▸ Exercise input

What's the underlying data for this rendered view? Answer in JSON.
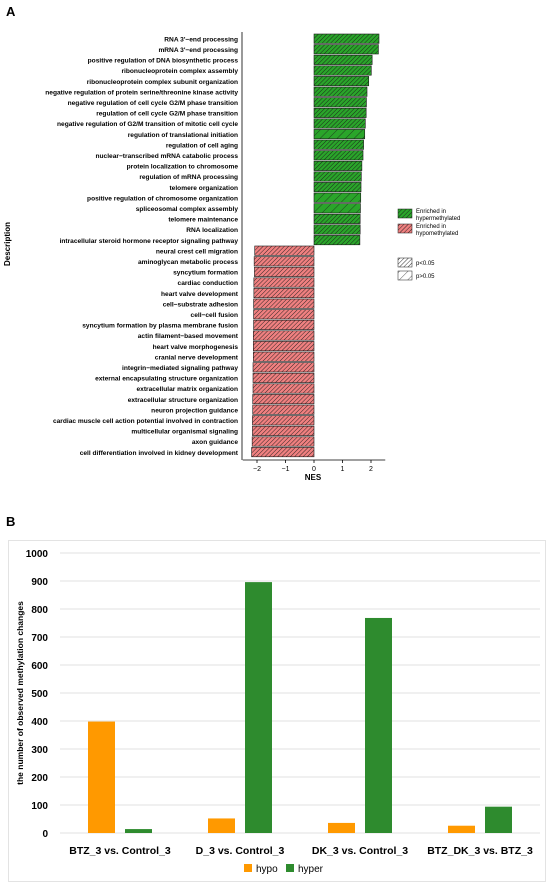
{
  "panel_a_label": "A",
  "panel_b_label": "B",
  "chart_data": [
    {
      "type": "bar",
      "orientation": "horizontal",
      "ylabel": "Description",
      "xlabel": "NES",
      "xlim": [
        -2.5,
        2.5
      ],
      "xticks": [
        "-2",
        "-1",
        "0",
        "1",
        "2"
      ],
      "categories": [
        "RNA 3'−end processing",
        "mRNA 3'−end processing",
        "positive regulation of DNA biosynthetic process",
        "ribonucleoprotein complex assembly",
        "ribonucleoprotein complex subunit organization",
        "negative regulation of protein serine/threonine kinase activity",
        "negative regulation of cell cycle G2/M phase transition",
        "regulation of cell cycle G2/M phase transition",
        "negative regulation of G2/M transition of mitotic cell cycle",
        "regulation of translational initiation",
        "regulation of cell aging",
        "nuclear−transcribed mRNA catabolic process",
        "protein localization to chromosome",
        "regulation of mRNA processing",
        "telomere organization",
        "positive regulation of chromosome organization",
        "spliceosomal complex assembly",
        "telomere maintenance",
        "RNA localization",
        "intracellular steroid hormone receptor signaling pathway",
        "neural crest cell migration",
        "aminoglycan metabolic process",
        "syncytium formation",
        "cardiac conduction",
        "heart valve development",
        "cell−substrate adhesion",
        "cell−cell fusion",
        "syncytium formation by plasma membrane fusion",
        "actin filament−based movement",
        "heart valve morphogenesis",
        "cranial nerve development",
        "integrin−mediated signaling pathway",
        "external encapsulating structure organization",
        "extracellular matrix organization",
        "extracellular structure organization",
        "neuron projection guidance",
        "cardiac muscle cell action potential involved in contraction",
        "multicellular organismal signaling",
        "axon guidance",
        "cell differentiation involved in kidney development"
      ],
      "values": [
        2.28,
        2.26,
        2.04,
        2.01,
        1.92,
        1.86,
        1.84,
        1.83,
        1.8,
        1.78,
        1.74,
        1.72,
        1.68,
        1.66,
        1.65,
        1.64,
        1.63,
        1.62,
        1.62,
        1.61,
        -2.08,
        -2.1,
        -2.09,
        -2.11,
        -2.11,
        -2.12,
        -2.12,
        -2.12,
        -2.13,
        -2.13,
        -2.13,
        -2.14,
        -2.14,
        -2.14,
        -2.15,
        -2.15,
        -2.16,
        -2.16,
        -2.17,
        -2.19
      ],
      "significant": [
        true,
        true,
        true,
        true,
        true,
        true,
        true,
        true,
        true,
        false,
        true,
        true,
        true,
        true,
        true,
        false,
        false,
        true,
        true,
        true,
        true,
        true,
        true,
        true,
        true,
        true,
        true,
        true,
        true,
        true,
        true,
        true,
        true,
        true,
        true,
        true,
        true,
        true,
        true,
        true
      ],
      "colors": {
        "hyper": "#2aa52a",
        "hypo": "#f08080",
        "hatch": "#1a1a1a"
      },
      "legend": [
        {
          "label_line1": "Enriched in",
          "label_line2": "hypermethylated",
          "key": "hyper"
        },
        {
          "label_line1": "Enriched in",
          "label_line2": "hypomethylated",
          "key": "hypo"
        }
      ],
      "legend_sig": [
        {
          "label": "p<0.05",
          "key": "dense"
        },
        {
          "label": "p>0.05",
          "key": "sparse"
        }
      ]
    },
    {
      "type": "bar",
      "ylabel": "the number of observed methylation changes",
      "ylim": [
        0,
        1000
      ],
      "yticks": [
        "0",
        "100",
        "200",
        "300",
        "400",
        "500",
        "600",
        "700",
        "800",
        "900",
        "1000"
      ],
      "categories": [
        "BTZ_3 vs. Control_3",
        "D_3 vs. Control_3",
        "DK_3 vs. Control_3",
        "BTZ_DK_3 vs. BTZ_3"
      ],
      "series": [
        {
          "name": "hypo",
          "values": [
            398,
            52,
            36,
            26
          ],
          "color": "#ff9900"
        },
        {
          "name": "hyper",
          "values": [
            14,
            896,
            768,
            94
          ],
          "color": "#2e8b2e"
        }
      ],
      "gridline_color": "#d9d9d9",
      "legend_position": "bottom"
    }
  ]
}
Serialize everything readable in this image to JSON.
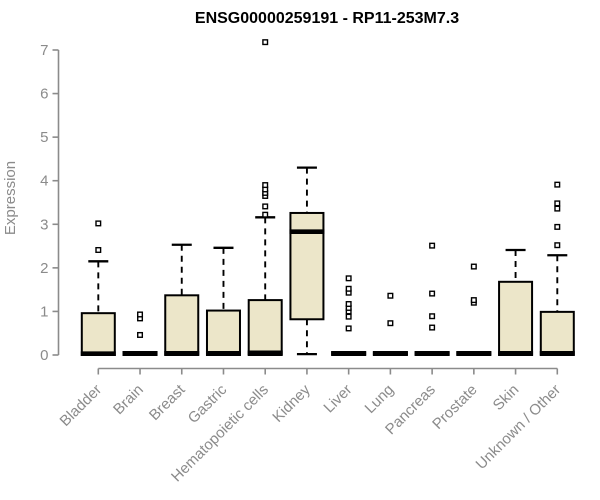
{
  "page": {
    "background": "#ffffff",
    "description": "Box plot of gene expression by tissue"
  },
  "chart_data": {
    "type": "box",
    "title": "ENSG00000259191 - RP11-253M7.3",
    "xlabel": "",
    "ylabel": "Expression",
    "ylim": [
      0,
      7
    ],
    "yticks": [
      0,
      1,
      2,
      3,
      4,
      5,
      6,
      7
    ],
    "grid": false,
    "legend": false,
    "whisker_style": "dashed",
    "outlier_marker": "open-square",
    "colors": {
      "box_fill": "#ece6c9",
      "box_border": "#000000",
      "median": "#000000",
      "whisker": "#000000",
      "axis": "#8b8b8b",
      "tick_text": "#8b8b8b",
      "title_text": "#000000",
      "outlier_fill": "#ffffff",
      "outlier_stroke": "#000000"
    },
    "categories": [
      "Bladder",
      "Brain",
      "Breast",
      "Gastric",
      "Hematopoietic cells",
      "Kidney",
      "Liver",
      "Lung",
      "Pancreas",
      "Prostate",
      "Skin",
      "Unknown / Other"
    ],
    "boxes": [
      {
        "category": "Bladder",
        "low": 0,
        "q1": 0,
        "median": 0.03,
        "q3": 0.96,
        "high": 2.15,
        "outliers": [
          2.41,
          3.02
        ]
      },
      {
        "category": "Brain",
        "low": 0,
        "q1": 0,
        "median": 0.04,
        "q3": 0.06,
        "high": 0.06,
        "outliers": [
          0.46,
          0.84,
          0.93
        ]
      },
      {
        "category": "Breast",
        "low": 0,
        "q1": 0,
        "median": 0.04,
        "q3": 1.37,
        "high": 2.53,
        "outliers": []
      },
      {
        "category": "Gastric",
        "low": 0,
        "q1": 0,
        "median": 0.04,
        "q3": 1.02,
        "high": 2.46,
        "outliers": []
      },
      {
        "category": "Hematopoietic cells",
        "low": 0,
        "q1": 0,
        "median": 0.05,
        "q3": 1.26,
        "high": 3.16,
        "outliers": [
          3.22,
          3.41,
          3.65,
          3.72,
          3.8,
          3.9,
          7.18
        ]
      },
      {
        "category": "Kidney",
        "low": 0.02,
        "q1": 0.82,
        "median": 2.83,
        "q3": 3.26,
        "high": 4.3,
        "outliers": []
      },
      {
        "category": "Liver",
        "low": 0,
        "q1": 0,
        "median": 0.04,
        "q3": 0.06,
        "high": 0.06,
        "outliers": [
          0.61,
          0.88,
          1.0,
          1.08,
          1.17,
          1.43,
          1.52,
          1.76
        ]
      },
      {
        "category": "Lung",
        "low": 0,
        "q1": 0,
        "median": 0.04,
        "q3": 0.06,
        "high": 0.06,
        "outliers": [
          0.73,
          1.36
        ]
      },
      {
        "category": "Pancreas",
        "low": 0,
        "q1": 0,
        "median": 0.04,
        "q3": 0.06,
        "high": 0.06,
        "outliers": [
          0.63,
          0.89,
          1.41,
          2.51
        ]
      },
      {
        "category": "Prostate",
        "low": 0,
        "q1": 0,
        "median": 0.04,
        "q3": 0.06,
        "high": 0.06,
        "outliers": [
          1.2,
          1.26,
          2.03
        ]
      },
      {
        "category": "Skin",
        "low": 0,
        "q1": 0,
        "median": 0.04,
        "q3": 1.68,
        "high": 2.41,
        "outliers": []
      },
      {
        "category": "Unknown / Other",
        "low": 0,
        "q1": 0,
        "median": 0.04,
        "q3": 0.99,
        "high": 2.29,
        "outliers": [
          2.52,
          2.94,
          3.36,
          3.48,
          3.91
        ]
      }
    ]
  }
}
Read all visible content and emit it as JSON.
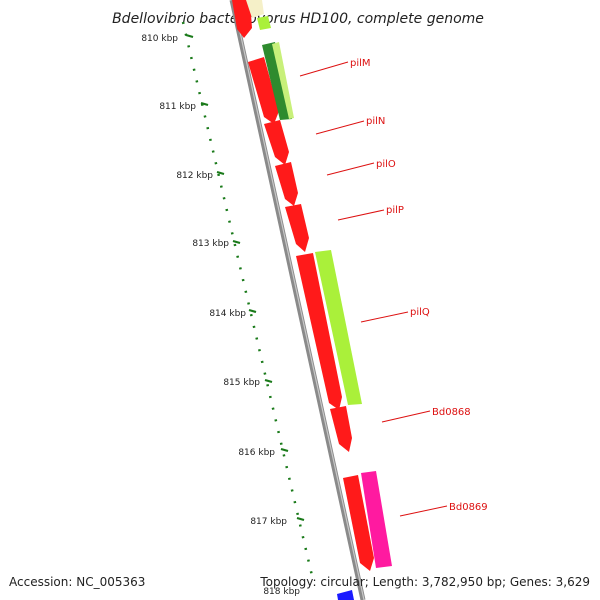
{
  "title": "Bdellovibrio bacteriovorus HD100, complete genome",
  "accession": "Accession: NC_005363",
  "summary": "Topology: circular; Length: 3,782,950 bp; Genes: 3,629",
  "colors": {
    "label_red": "#dd1111",
    "tick_green": "#1a7a1a",
    "backbone": "#8a8a8a",
    "red_gene": "#ff1a1a",
    "lime_gene": "#aaf03a",
    "green_gene": "#2e8b2e",
    "magenta_gene": "#ff1aa0",
    "blue_gene": "#1a1aff"
  },
  "kbp_labels": [
    "810 kbp",
    "811 kbp",
    "812 kbp",
    "813 kbp",
    "814 kbp",
    "815 kbp",
    "816 kbp",
    "817 kbp",
    "818 kbp"
  ],
  "gene_labels": [
    "pilM",
    "pilN",
    "pilO",
    "pilP",
    "pilQ",
    "Bd0868",
    "Bd0869"
  ]
}
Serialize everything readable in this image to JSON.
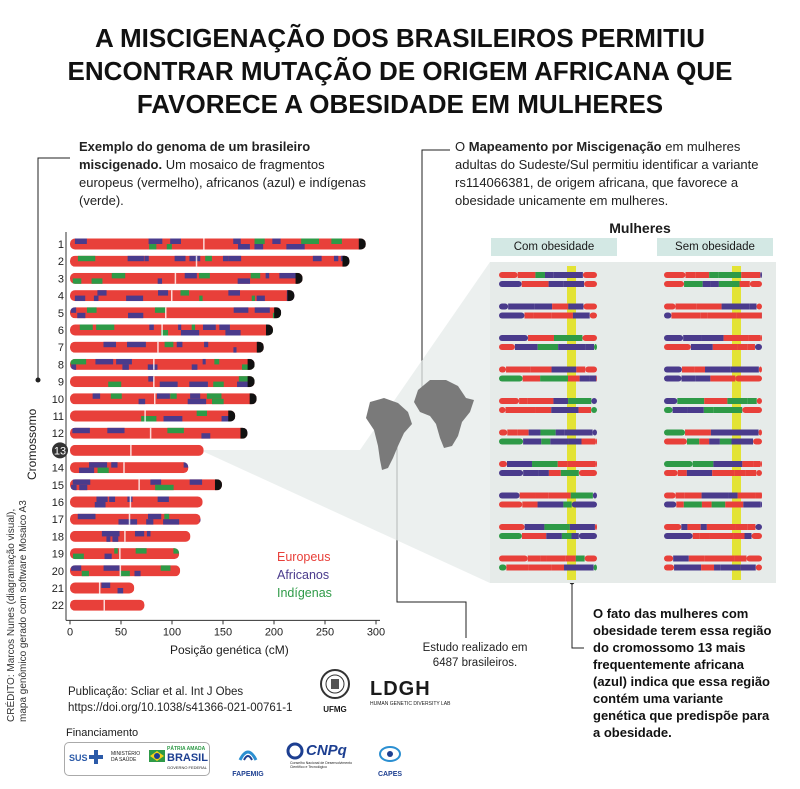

▸ Work task
In the entries above, find the line containing "Read all visible content and emit it as JSON.". Transcribe it and every later line to the end, exactly, and leave out the pictures.

▸ Response
Read all visible content and emit it as JSON.
{
  "title": "Bdellovibrio bacteriovorus HD100, complete genome",
  "accession": "Accession: NC_005363",
  "summary": "Topology: circular; Length: 3,782,950 bp; Genes: 3,629",
  "colors": {
    "label_red": "#dd1111",
    "tick_green": "#1a7a1a",
    "backbone": "#8a8a8a",
    "red_gene": "#ff1a1a",
    "lime_gene": "#aaf03a",
    "green_gene": "#2e8b2e",
    "magenta_gene": "#ff1aa0",
    "blue_gene": "#1a1aff"
  },
  "kbp_labels": [
    "810 kbp",
    "811 kbp",
    "812 kbp",
    "813 kbp",
    "814 kbp",
    "815 kbp",
    "816 kbp",
    "817 kbp",
    "818 kbp"
  ],
  "gene_labels": [
    "pilM",
    "pilN",
    "pilO",
    "pilP",
    "pilQ",
    "Bd0868",
    "Bd0869"
  ]
}
Serialize everything readable in this image to JSON.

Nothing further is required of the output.